--- BEGIN SUPPLIED INFORMATION ---
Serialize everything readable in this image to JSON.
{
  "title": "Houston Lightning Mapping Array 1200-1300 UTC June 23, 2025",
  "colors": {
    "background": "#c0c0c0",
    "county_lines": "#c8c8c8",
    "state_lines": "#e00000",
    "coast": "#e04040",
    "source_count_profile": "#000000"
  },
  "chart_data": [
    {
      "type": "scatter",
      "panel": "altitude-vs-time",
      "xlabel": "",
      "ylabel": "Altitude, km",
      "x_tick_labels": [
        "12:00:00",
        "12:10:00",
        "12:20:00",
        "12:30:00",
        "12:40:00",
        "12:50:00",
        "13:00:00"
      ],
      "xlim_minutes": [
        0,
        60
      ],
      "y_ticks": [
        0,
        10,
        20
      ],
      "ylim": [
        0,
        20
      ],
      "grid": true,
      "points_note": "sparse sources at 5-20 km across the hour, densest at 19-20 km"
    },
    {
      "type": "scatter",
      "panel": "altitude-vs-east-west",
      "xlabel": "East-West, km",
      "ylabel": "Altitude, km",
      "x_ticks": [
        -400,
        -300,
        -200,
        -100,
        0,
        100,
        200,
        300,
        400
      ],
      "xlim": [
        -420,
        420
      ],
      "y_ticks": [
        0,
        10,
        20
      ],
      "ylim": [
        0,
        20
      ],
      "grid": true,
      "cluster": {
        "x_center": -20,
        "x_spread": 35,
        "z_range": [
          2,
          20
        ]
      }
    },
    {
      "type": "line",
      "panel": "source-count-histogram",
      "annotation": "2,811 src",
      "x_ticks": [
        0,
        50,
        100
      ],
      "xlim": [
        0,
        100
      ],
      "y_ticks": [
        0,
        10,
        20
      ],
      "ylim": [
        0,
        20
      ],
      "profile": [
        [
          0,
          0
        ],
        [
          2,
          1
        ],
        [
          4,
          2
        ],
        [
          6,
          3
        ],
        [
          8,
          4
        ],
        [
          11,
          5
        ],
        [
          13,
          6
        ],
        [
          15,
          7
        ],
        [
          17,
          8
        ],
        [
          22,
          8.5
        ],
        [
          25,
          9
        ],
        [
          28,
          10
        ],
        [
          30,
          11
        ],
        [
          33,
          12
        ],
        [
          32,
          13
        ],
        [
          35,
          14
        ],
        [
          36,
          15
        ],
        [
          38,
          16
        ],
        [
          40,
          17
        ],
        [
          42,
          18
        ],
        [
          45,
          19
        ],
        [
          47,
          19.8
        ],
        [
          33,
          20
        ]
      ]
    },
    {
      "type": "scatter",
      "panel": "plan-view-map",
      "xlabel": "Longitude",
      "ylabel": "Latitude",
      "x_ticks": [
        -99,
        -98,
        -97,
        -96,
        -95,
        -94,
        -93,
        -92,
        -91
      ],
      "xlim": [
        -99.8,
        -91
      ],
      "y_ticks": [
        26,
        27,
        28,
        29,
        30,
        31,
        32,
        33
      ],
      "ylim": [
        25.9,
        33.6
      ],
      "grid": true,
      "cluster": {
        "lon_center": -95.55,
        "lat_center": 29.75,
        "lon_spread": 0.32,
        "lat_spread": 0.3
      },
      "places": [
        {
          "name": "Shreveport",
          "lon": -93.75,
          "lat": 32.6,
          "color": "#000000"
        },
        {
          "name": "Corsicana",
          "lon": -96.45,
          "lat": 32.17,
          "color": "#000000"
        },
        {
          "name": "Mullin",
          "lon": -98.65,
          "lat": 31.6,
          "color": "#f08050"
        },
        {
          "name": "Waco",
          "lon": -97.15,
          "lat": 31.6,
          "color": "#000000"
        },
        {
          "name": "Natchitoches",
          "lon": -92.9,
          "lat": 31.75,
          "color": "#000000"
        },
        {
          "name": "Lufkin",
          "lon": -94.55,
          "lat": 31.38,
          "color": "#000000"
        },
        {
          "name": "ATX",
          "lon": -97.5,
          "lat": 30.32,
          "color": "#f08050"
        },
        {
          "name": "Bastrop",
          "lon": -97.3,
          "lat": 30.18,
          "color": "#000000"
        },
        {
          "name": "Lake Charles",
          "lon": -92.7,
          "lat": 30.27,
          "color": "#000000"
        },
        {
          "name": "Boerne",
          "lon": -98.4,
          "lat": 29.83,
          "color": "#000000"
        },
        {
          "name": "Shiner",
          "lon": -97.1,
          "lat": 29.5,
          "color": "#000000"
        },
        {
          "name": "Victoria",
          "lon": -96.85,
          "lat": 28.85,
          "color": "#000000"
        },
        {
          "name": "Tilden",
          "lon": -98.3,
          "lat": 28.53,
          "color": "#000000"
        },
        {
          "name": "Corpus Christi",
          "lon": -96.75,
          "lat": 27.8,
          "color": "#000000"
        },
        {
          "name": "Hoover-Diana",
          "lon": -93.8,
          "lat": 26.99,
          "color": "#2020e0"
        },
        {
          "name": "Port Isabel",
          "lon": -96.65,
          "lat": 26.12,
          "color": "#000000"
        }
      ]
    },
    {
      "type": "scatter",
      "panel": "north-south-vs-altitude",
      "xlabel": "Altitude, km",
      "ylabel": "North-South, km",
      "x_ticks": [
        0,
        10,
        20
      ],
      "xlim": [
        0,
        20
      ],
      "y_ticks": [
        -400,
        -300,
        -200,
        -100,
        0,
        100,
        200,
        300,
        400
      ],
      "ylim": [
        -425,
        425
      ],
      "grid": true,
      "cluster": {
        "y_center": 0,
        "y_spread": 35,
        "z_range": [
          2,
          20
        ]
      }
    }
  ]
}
--- END SUPPLIED INFORMATION ---
WHAT THE EXERCISE ASKS:
For the listing above, identify each line bearing "ylabel".

TASK RESULT:
      "ylabel": "Altitude, km",
      "ylabel": "Altitude, km",
      "ylabel": "Latitude",
      "ylabel": "North-South, km",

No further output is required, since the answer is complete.